* **STATED EXERCISE**: Rename "heatmap-cell" to "grid-square" in everything from the line containing "heatmap-cell [426, 152, 433, 162]" down to the line containing "heatmap-cell [462, 160, 469, 169]", and give back only those lines, otherwise unchanged.

* **SUPPLIED DATA**:
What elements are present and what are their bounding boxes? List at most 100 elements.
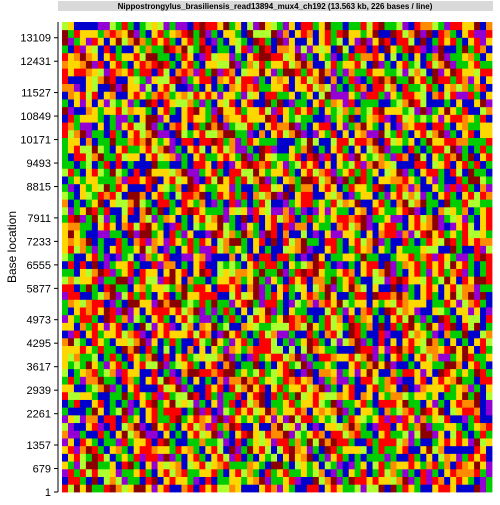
heatmap-cell [426, 152, 433, 162]
heatmap-cell [444, 168, 451, 177]
heatmap-cell [193, 168, 200, 177]
heatmap-cell [277, 214, 284, 223]
heatmap-cell [408, 160, 415, 169]
heatmap-cell [450, 106, 457, 115]
heatmap-cell [91, 384, 99, 393]
heatmap-cell [247, 384, 254, 393]
heatmap-cell [217, 453, 224, 462]
heatmap-cell [324, 191, 332, 200]
heatmap-cell [121, 52, 129, 61]
heatmap-cell [360, 75, 367, 85]
heatmap-cell [294, 106, 302, 115]
heatmap-cell [312, 384, 320, 393]
heatmap-cell [103, 237, 111, 246]
heatmap-cell [468, 291, 475, 300]
heatmap-cell [187, 129, 194, 138]
heatmap-cell [372, 245, 379, 254]
heatmap-cell [390, 168, 397, 177]
heatmap-cell [235, 230, 242, 239]
heatmap-cell [79, 168, 87, 177]
heatmap-cell [187, 361, 194, 370]
heatmap-cell [462, 407, 469, 416]
heatmap-cell [199, 276, 206, 285]
heatmap-cell [420, 137, 427, 146]
heatmap-cell [62, 414, 69, 424]
heatmap-cell [486, 222, 493, 231]
heatmap-cell [133, 461, 141, 470]
heatmap-cell [456, 445, 463, 454]
heatmap-cell [462, 160, 469, 169]
heatmap-cell [450, 376, 457, 385]
heatmap-cell [480, 129, 487, 138]
heatmap-cell [62, 468, 69, 477]
y-tick-label: 6555 [27, 260, 51, 272]
heatmap-cell [438, 206, 445, 216]
heatmap-cell [474, 160, 481, 169]
heatmap-cell [175, 37, 182, 46]
heatmap-cell [91, 160, 99, 169]
heatmap-cell [414, 152, 421, 162]
heatmap-cell [223, 468, 230, 477]
heatmap-cell [456, 106, 463, 115]
heatmap-cell [121, 106, 129, 115]
heatmap-cell [151, 122, 158, 131]
heatmap-cell [372, 438, 379, 447]
heatmap-cell [462, 206, 469, 216]
heatmap-cell [282, 168, 290, 177]
heatmap-cell [372, 330, 379, 339]
heatmap-cell [390, 160, 397, 169]
heatmap-cell [366, 214, 373, 223]
heatmap-cell [157, 422, 164, 431]
heatmap-cell [187, 245, 194, 254]
heatmap-cell [73, 160, 81, 169]
heatmap-cell [145, 399, 152, 408]
heatmap-cell [163, 37, 170, 46]
heatmap-cell [360, 114, 367, 123]
heatmap-cell [67, 283, 75, 293]
heatmap-cell [462, 83, 469, 92]
heatmap-cell [97, 29, 105, 38]
heatmap-cell [420, 206, 427, 216]
heatmap-cell [354, 361, 362, 370]
heatmap-cell [271, 368, 278, 377]
heatmap-cell [426, 230, 433, 239]
heatmap-cell [384, 353, 391, 362]
heatmap-cell [241, 461, 248, 470]
heatmap-cell [348, 230, 356, 239]
heatmap-cell [67, 299, 75, 308]
heatmap-cell [294, 45, 302, 54]
heatmap-cell [253, 60, 260, 69]
heatmap-cell [462, 237, 469, 246]
heatmap-cell [193, 91, 200, 100]
heatmap-cell [474, 445, 481, 454]
heatmap-cell [288, 276, 296, 285]
heatmap-cell [127, 422, 135, 431]
heatmap-cell [342, 137, 350, 146]
heatmap-cell [372, 353, 379, 362]
heatmap-cell [318, 45, 326, 54]
heatmap-cell [396, 75, 403, 85]
heatmap-cell [378, 129, 385, 138]
heatmap-cell [109, 445, 117, 454]
heatmap-cell [342, 391, 350, 400]
heatmap-cell [468, 268, 475, 277]
heatmap-cell [444, 414, 451, 424]
heatmap-cell [253, 83, 260, 92]
heatmap-cell [103, 314, 111, 323]
heatmap-cell [450, 445, 457, 454]
heatmap-cell [175, 484, 182, 493]
heatmap-cell [414, 260, 421, 269]
heatmap-cell [157, 245, 164, 254]
heatmap-cell [265, 137, 272, 146]
heatmap-cell [300, 330, 308, 339]
heatmap-cell [348, 453, 356, 462]
heatmap-cell [79, 129, 87, 138]
heatmap-cell [277, 37, 284, 46]
heatmap-cell [133, 129, 141, 138]
heatmap-cell [420, 322, 427, 331]
heatmap-cell [324, 399, 332, 408]
heatmap-cell [300, 106, 308, 115]
heatmap-cell [157, 376, 164, 385]
heatmap-cell [205, 337, 212, 346]
heatmap-cell [133, 60, 141, 69]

* **OUTPUT OF THE EXERCISE**:
grid-square [426, 152, 433, 162]
grid-square [444, 168, 451, 177]
grid-square [193, 168, 200, 177]
grid-square [277, 214, 284, 223]
grid-square [408, 160, 415, 169]
grid-square [450, 106, 457, 115]
grid-square [91, 384, 99, 393]
grid-square [247, 384, 254, 393]
grid-square [217, 453, 224, 462]
grid-square [324, 191, 332, 200]
grid-square [121, 52, 129, 61]
grid-square [360, 75, 367, 85]
grid-square [294, 106, 302, 115]
grid-square [312, 384, 320, 393]
grid-square [103, 237, 111, 246]
grid-square [468, 291, 475, 300]
grid-square [187, 129, 194, 138]
grid-square [372, 245, 379, 254]
grid-square [390, 168, 397, 177]
grid-square [235, 230, 242, 239]
grid-square [79, 168, 87, 177]
grid-square [187, 361, 194, 370]
grid-square [462, 407, 469, 416]
grid-square [199, 276, 206, 285]
grid-square [420, 137, 427, 146]
grid-square [62, 414, 69, 424]
grid-square [486, 222, 493, 231]
grid-square [133, 461, 141, 470]
grid-square [456, 445, 463, 454]
grid-square [462, 160, 469, 169]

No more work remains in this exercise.